* **Data to use**:
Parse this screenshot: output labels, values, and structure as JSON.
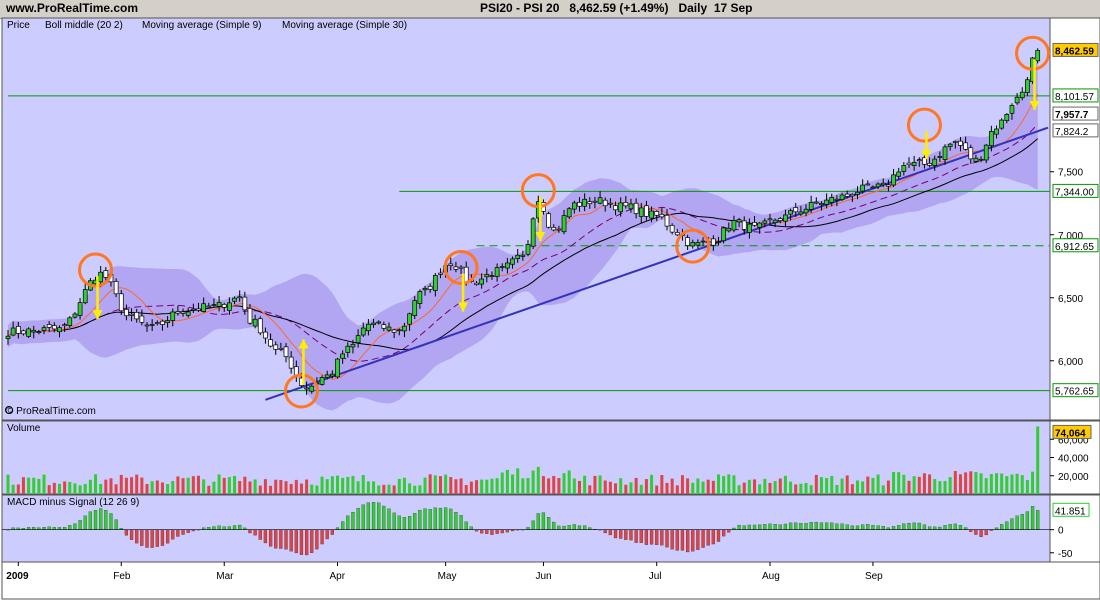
{
  "header": {
    "site": "www.ProRealTime.com",
    "symbol": "PSI20 - PSI 20",
    "last": "8,462.59 (+1.49%)",
    "period": "Daily  17 Sep"
  },
  "legend": {
    "price": "Price",
    "boll": "Boll middle (20 2)",
    "ma9": "Moving average (Simple 9)",
    "ma30": "Moving average (Simple 30)"
  },
  "watermark": "© ProRealTime.com",
  "volume_label": "Volume",
  "macd_label": "MACD minus Signal (12 26 9)",
  "colors": {
    "panel_bg": "#ccccff",
    "band": "#aa99ee",
    "up": "#33cc33",
    "down": "#dd4444",
    "ma9": "#ff6633",
    "ma30": "#000000",
    "boll_mid": "#770077",
    "trend": "#3333bb",
    "annot_arrow": "#ffee00",
    "annot_circle": "#ff7722",
    "hline": "#009900"
  },
  "chart_data": {
    "type": "candlestick",
    "x_month_labels": [
      "2009",
      "Feb",
      "Mar",
      "Apr",
      "May",
      "Jun",
      "Jul",
      "Aug",
      "Sep"
    ],
    "price_ticks": [
      "7,500",
      "7,000",
      "6,500",
      "6,000"
    ],
    "volume_ticks": [
      "60,000",
      "40,000",
      "20,000"
    ],
    "macd_ticks": [
      "0",
      "-50"
    ],
    "price_waypoints": [
      [
        0,
        6230
      ],
      [
        10,
        6250
      ],
      [
        18,
        6690
      ],
      [
        24,
        6330
      ],
      [
        28,
        6260
      ],
      [
        34,
        6400
      ],
      [
        40,
        6430
      ],
      [
        45,
        6500
      ],
      [
        47,
        6320
      ],
      [
        53,
        6060
      ],
      [
        58,
        5790
      ],
      [
        62,
        5880
      ],
      [
        66,
        6090
      ],
      [
        70,
        6290
      ],
      [
        76,
        6240
      ],
      [
        80,
        6530
      ],
      [
        86,
        6780
      ],
      [
        90,
        6620
      ],
      [
        95,
        6710
      ],
      [
        100,
        6820
      ],
      [
        103,
        7280
      ],
      [
        106,
        7030
      ],
      [
        110,
        7240
      ],
      [
        114,
        7270
      ],
      [
        120,
        7220
      ],
      [
        126,
        7150
      ],
      [
        130,
        7020
      ],
      [
        133,
        6920
      ],
      [
        137,
        6950
      ],
      [
        141,
        7100
      ],
      [
        145,
        7050
      ],
      [
        150,
        7130
      ],
      [
        154,
        7200
      ],
      [
        158,
        7260
      ],
      [
        162,
        7300
      ],
      [
        166,
        7360
      ],
      [
        170,
        7380
      ],
      [
        174,
        7550
      ],
      [
        178,
        7560
      ],
      [
        184,
        7730
      ],
      [
        188,
        7590
      ],
      [
        192,
        7860
      ],
      [
        196,
        8080
      ],
      [
        200,
        8440
      ]
    ],
    "last_bar": {
      "open": 8380,
      "high": 8480,
      "low": 8360,
      "close": 8462.59
    },
    "price_labels": [
      {
        "text": "8,462.59",
        "value": 8462.59,
        "style": "last"
      },
      {
        "text": "8,101.57",
        "value": 8101.57,
        "style": "line"
      },
      {
        "text": "7,957.7",
        "value": 7957.7,
        "style": "ma9"
      },
      {
        "text": "7,824.2",
        "value": 7824.2,
        "style": "ma30"
      },
      {
        "text": "7,344.00",
        "value": 7344,
        "style": "line"
      },
      {
        "text": "6,912.65",
        "value": 6912.65,
        "style": "line"
      },
      {
        "text": "5,762.65",
        "value": 5762.65,
        "style": "line"
      }
    ],
    "horizontal_lines": [
      {
        "value": 8101.57,
        "style": "solid",
        "from_day": 0
      },
      {
        "value": 7344,
        "style": "solid",
        "from_day": 76
      },
      {
        "value": 6912.65,
        "style": "dashed",
        "from_day": 91
      },
      {
        "value": 5762.65,
        "style": "solid",
        "from_day": 0
      }
    ],
    "trendline": {
      "start_day": 50,
      "start_value": 5690,
      "end_day": 200,
      "end_value": 7850
    },
    "volume_last": "74,064",
    "volume_last_value": 74064,
    "macd_last": "41.851",
    "macd_last_value": 41.85,
    "annotations": [
      {
        "day": 17,
        "value": 6720,
        "arrow_to": 6330
      },
      {
        "day": 57,
        "value": 5760,
        "arrow_up_to": 6170
      },
      {
        "day": 103,
        "value": 7350,
        "arrow_to": 6950
      },
      {
        "day": 88,
        "value": 6740,
        "arrow_to": 6390
      },
      {
        "day": 133,
        "value": 6910
      },
      {
        "day": 178,
        "value": 7870,
        "arrow_to": 7600
      },
      {
        "day": 199,
        "value": 8440,
        "arrow_to": 7990
      }
    ]
  }
}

* **Requirement**:
Every record above must be given again exactly; drop the pictures.

* **Solution to the exercise**:
Parse this screenshot: output labels, values, and structure as JSON.
{
  "header": {
    "site": "www.ProRealTime.com",
    "symbol": "PSI20 - PSI 20",
    "last": "8,462.59 (+1.49%)",
    "period": "Daily  17 Sep"
  },
  "legend": {
    "price": "Price",
    "boll": "Boll middle (20 2)",
    "ma9": "Moving average (Simple 9)",
    "ma30": "Moving average (Simple 30)"
  },
  "watermark": "© ProRealTime.com",
  "volume_label": "Volume",
  "macd_label": "MACD minus Signal (12 26 9)",
  "colors": {
    "panel_bg": "#ccccff",
    "band": "#aa99ee",
    "up": "#33cc33",
    "down": "#dd4444",
    "ma9": "#ff6633",
    "ma30": "#000000",
    "boll_mid": "#770077",
    "trend": "#3333bb",
    "annot_arrow": "#ffee00",
    "annot_circle": "#ff7722",
    "hline": "#009900"
  },
  "chart_data": {
    "type": "candlestick",
    "x_month_labels": [
      "2009",
      "Feb",
      "Mar",
      "Apr",
      "May",
      "Jun",
      "Jul",
      "Aug",
      "Sep"
    ],
    "price_ticks": [
      "7,500",
      "7,000",
      "6,500",
      "6,000"
    ],
    "volume_ticks": [
      "60,000",
      "40,000",
      "20,000"
    ],
    "macd_ticks": [
      "0",
      "-50"
    ],
    "price_waypoints": [
      [
        0,
        6230
      ],
      [
        10,
        6250
      ],
      [
        18,
        6690
      ],
      [
        24,
        6330
      ],
      [
        28,
        6260
      ],
      [
        34,
        6400
      ],
      [
        40,
        6430
      ],
      [
        45,
        6500
      ],
      [
        47,
        6320
      ],
      [
        53,
        6060
      ],
      [
        58,
        5790
      ],
      [
        62,
        5880
      ],
      [
        66,
        6090
      ],
      [
        70,
        6290
      ],
      [
        76,
        6240
      ],
      [
        80,
        6530
      ],
      [
        86,
        6780
      ],
      [
        90,
        6620
      ],
      [
        95,
        6710
      ],
      [
        100,
        6820
      ],
      [
        103,
        7280
      ],
      [
        106,
        7030
      ],
      [
        110,
        7240
      ],
      [
        114,
        7270
      ],
      [
        120,
        7220
      ],
      [
        126,
        7150
      ],
      [
        130,
        7020
      ],
      [
        133,
        6920
      ],
      [
        137,
        6950
      ],
      [
        141,
        7100
      ],
      [
        145,
        7050
      ],
      [
        150,
        7130
      ],
      [
        154,
        7200
      ],
      [
        158,
        7260
      ],
      [
        162,
        7300
      ],
      [
        166,
        7360
      ],
      [
        170,
        7380
      ],
      [
        174,
        7550
      ],
      [
        178,
        7560
      ],
      [
        184,
        7730
      ],
      [
        188,
        7590
      ],
      [
        192,
        7860
      ],
      [
        196,
        8080
      ],
      [
        200,
        8440
      ]
    ],
    "last_bar": {
      "open": 8380,
      "high": 8480,
      "low": 8360,
      "close": 8462.59
    },
    "price_labels": [
      {
        "text": "8,462.59",
        "value": 8462.59,
        "style": "last"
      },
      {
        "text": "8,101.57",
        "value": 8101.57,
        "style": "line"
      },
      {
        "text": "7,957.7",
        "value": 7957.7,
        "style": "ma9"
      },
      {
        "text": "7,824.2",
        "value": 7824.2,
        "style": "ma30"
      },
      {
        "text": "7,344.00",
        "value": 7344,
        "style": "line"
      },
      {
        "text": "6,912.65",
        "value": 6912.65,
        "style": "line"
      },
      {
        "text": "5,762.65",
        "value": 5762.65,
        "style": "line"
      }
    ],
    "horizontal_lines": [
      {
        "value": 8101.57,
        "style": "solid",
        "from_day": 0
      },
      {
        "value": 7344,
        "style": "solid",
        "from_day": 76
      },
      {
        "value": 6912.65,
        "style": "dashed",
        "from_day": 91
      },
      {
        "value": 5762.65,
        "style": "solid",
        "from_day": 0
      }
    ],
    "trendline": {
      "start_day": 50,
      "start_value": 5690,
      "end_day": 200,
      "end_value": 7850
    },
    "volume_last": "74,064",
    "volume_last_value": 74064,
    "macd_last": "41.851",
    "macd_last_value": 41.85,
    "annotations": [
      {
        "day": 17,
        "value": 6720,
        "arrow_to": 6330
      },
      {
        "day": 57,
        "value": 5760,
        "arrow_up_to": 6170
      },
      {
        "day": 103,
        "value": 7350,
        "arrow_to": 6950
      },
      {
        "day": 88,
        "value": 6740,
        "arrow_to": 6390
      },
      {
        "day": 133,
        "value": 6910
      },
      {
        "day": 178,
        "value": 7870,
        "arrow_to": 7600
      },
      {
        "day": 199,
        "value": 8440,
        "arrow_to": 7990
      }
    ]
  }
}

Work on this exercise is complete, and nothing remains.